Structured figure records:
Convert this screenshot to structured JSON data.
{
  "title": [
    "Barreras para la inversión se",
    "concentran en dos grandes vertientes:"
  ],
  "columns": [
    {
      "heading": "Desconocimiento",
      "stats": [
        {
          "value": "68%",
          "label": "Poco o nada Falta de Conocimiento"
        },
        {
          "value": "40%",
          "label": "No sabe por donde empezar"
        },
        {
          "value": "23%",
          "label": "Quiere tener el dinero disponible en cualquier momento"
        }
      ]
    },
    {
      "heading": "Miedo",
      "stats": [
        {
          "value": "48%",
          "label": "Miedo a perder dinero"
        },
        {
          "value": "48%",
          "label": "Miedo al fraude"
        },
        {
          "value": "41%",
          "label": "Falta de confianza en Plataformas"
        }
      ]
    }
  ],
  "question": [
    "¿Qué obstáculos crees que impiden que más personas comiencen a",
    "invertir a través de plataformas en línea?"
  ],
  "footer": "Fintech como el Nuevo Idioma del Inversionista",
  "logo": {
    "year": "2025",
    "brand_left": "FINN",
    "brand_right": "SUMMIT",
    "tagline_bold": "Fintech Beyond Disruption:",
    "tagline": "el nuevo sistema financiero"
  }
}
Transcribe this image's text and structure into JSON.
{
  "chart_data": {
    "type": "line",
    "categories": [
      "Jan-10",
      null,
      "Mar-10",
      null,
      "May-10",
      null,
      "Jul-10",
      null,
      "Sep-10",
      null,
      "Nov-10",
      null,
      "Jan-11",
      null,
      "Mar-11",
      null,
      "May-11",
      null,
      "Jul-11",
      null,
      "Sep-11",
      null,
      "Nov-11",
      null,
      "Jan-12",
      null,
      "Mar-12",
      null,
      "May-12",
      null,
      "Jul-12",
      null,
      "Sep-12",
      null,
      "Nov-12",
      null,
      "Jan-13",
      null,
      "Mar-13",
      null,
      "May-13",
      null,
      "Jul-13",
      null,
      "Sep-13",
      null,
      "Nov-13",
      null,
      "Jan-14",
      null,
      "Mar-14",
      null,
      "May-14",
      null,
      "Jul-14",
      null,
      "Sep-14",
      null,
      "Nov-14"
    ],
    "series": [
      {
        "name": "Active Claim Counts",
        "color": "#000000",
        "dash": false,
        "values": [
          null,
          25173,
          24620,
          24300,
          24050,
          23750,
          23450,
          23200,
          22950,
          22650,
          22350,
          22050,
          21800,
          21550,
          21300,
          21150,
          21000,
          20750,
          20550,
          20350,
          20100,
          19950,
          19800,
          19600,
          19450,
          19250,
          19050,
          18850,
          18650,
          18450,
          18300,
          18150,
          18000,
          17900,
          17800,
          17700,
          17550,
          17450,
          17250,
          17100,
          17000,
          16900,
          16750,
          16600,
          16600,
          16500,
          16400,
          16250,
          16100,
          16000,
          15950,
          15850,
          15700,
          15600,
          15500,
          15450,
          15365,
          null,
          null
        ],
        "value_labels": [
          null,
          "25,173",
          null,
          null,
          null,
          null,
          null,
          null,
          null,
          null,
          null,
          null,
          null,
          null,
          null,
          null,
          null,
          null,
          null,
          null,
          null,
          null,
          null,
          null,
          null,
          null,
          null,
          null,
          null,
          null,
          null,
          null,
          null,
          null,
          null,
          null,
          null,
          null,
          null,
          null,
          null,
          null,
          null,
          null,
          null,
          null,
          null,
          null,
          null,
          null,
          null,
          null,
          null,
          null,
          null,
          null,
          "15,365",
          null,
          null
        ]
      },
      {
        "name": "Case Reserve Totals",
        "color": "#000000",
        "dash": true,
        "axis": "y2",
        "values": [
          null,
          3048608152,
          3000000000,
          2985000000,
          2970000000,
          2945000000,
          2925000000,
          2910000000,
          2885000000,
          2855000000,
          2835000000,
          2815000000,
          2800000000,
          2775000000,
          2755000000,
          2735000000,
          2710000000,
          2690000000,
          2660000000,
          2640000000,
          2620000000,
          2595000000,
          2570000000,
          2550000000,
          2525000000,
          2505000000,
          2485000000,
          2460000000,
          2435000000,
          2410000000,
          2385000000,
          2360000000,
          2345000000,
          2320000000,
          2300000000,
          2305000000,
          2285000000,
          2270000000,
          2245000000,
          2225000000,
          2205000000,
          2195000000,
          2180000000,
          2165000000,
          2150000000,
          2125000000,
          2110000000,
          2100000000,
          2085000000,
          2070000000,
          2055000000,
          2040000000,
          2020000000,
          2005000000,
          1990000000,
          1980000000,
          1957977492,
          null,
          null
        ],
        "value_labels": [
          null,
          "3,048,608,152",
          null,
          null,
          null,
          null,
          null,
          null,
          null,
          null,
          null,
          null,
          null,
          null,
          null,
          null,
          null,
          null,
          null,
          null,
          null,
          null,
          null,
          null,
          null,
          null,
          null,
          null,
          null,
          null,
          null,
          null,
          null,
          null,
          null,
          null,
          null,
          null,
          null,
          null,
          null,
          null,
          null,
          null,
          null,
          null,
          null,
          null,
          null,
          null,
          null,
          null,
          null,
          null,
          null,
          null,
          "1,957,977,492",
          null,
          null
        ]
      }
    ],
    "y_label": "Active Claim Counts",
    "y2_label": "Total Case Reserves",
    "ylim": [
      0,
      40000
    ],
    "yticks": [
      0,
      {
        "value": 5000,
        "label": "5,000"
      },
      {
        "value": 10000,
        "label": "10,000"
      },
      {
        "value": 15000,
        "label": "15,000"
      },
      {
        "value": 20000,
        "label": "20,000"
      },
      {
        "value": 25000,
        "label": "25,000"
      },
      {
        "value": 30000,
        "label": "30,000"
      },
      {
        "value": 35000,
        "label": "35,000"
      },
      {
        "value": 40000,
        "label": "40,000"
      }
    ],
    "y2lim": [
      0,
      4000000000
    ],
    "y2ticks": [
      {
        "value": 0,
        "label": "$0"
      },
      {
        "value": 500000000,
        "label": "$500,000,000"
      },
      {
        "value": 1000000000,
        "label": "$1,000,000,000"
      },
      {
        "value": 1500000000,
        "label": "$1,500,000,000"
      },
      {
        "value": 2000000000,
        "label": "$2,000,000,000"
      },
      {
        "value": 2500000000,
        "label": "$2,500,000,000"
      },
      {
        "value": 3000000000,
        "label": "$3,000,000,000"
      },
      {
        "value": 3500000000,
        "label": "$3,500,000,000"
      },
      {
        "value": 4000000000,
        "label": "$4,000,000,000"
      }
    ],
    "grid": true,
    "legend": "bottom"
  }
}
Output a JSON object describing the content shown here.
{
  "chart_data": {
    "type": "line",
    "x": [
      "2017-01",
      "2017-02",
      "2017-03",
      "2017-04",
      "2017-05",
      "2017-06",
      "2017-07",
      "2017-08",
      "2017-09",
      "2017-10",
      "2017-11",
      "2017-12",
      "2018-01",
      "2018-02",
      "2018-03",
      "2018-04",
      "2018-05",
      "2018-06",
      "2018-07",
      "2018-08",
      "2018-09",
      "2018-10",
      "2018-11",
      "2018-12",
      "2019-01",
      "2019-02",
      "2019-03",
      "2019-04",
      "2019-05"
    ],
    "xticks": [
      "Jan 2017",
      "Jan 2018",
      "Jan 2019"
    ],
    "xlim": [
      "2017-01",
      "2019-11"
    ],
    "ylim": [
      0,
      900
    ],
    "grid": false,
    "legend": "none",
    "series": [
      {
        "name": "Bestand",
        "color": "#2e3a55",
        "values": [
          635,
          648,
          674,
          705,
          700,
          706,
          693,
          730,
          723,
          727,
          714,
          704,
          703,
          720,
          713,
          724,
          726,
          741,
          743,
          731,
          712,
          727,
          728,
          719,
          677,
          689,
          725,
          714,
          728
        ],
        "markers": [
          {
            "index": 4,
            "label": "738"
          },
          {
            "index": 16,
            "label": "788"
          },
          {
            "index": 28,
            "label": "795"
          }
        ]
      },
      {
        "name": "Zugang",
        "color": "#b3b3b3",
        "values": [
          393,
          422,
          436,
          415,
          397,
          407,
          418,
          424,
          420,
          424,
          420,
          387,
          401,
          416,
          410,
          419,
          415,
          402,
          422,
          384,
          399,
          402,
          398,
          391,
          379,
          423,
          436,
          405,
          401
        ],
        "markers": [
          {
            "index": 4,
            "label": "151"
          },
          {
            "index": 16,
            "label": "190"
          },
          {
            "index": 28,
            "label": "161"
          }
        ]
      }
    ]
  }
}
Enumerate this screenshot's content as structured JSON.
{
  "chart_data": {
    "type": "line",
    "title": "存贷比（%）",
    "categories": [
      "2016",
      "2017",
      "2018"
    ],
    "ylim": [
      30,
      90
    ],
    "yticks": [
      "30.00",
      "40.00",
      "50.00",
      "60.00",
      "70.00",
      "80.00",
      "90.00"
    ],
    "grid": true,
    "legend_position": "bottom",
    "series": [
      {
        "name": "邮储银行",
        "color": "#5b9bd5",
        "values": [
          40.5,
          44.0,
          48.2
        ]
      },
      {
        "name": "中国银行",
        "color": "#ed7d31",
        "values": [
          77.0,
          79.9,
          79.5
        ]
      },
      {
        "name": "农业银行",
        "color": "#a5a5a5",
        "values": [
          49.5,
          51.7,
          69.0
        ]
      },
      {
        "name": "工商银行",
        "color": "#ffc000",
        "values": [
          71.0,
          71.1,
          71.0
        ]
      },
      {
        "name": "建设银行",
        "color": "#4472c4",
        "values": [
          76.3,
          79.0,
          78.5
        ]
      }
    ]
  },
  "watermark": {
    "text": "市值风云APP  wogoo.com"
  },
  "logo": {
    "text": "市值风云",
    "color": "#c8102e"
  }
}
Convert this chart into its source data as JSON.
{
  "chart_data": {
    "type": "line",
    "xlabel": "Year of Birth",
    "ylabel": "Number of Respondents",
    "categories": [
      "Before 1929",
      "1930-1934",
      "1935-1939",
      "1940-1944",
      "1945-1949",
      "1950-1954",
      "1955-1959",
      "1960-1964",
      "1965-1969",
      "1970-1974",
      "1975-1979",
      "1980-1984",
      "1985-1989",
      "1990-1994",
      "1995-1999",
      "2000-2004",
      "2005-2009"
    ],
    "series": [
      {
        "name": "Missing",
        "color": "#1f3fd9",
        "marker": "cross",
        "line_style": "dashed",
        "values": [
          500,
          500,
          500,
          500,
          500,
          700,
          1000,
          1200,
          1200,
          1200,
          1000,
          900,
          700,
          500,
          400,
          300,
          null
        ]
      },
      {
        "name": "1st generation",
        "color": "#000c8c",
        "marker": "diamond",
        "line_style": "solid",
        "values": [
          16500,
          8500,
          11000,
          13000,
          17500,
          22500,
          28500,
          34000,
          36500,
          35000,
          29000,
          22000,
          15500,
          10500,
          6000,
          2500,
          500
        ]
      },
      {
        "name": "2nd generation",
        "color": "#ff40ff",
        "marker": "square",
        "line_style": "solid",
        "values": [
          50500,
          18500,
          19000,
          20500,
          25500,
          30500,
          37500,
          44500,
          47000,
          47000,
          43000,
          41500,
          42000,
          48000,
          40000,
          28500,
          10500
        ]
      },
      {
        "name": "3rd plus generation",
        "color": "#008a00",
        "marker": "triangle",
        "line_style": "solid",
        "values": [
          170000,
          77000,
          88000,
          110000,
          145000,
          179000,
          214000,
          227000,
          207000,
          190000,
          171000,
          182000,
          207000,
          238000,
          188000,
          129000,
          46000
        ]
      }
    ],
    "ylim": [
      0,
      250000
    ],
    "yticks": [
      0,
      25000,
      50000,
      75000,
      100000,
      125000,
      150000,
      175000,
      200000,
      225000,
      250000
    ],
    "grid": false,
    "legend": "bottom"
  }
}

_WHAT THIS TASK INVOLVES_
Filter the entries above down to the lines containing the word "into".

_RESPONSE TO THIS TASK_
Transcribe this image's text and structure into JSON.
Convert this chart into its source data as JSON.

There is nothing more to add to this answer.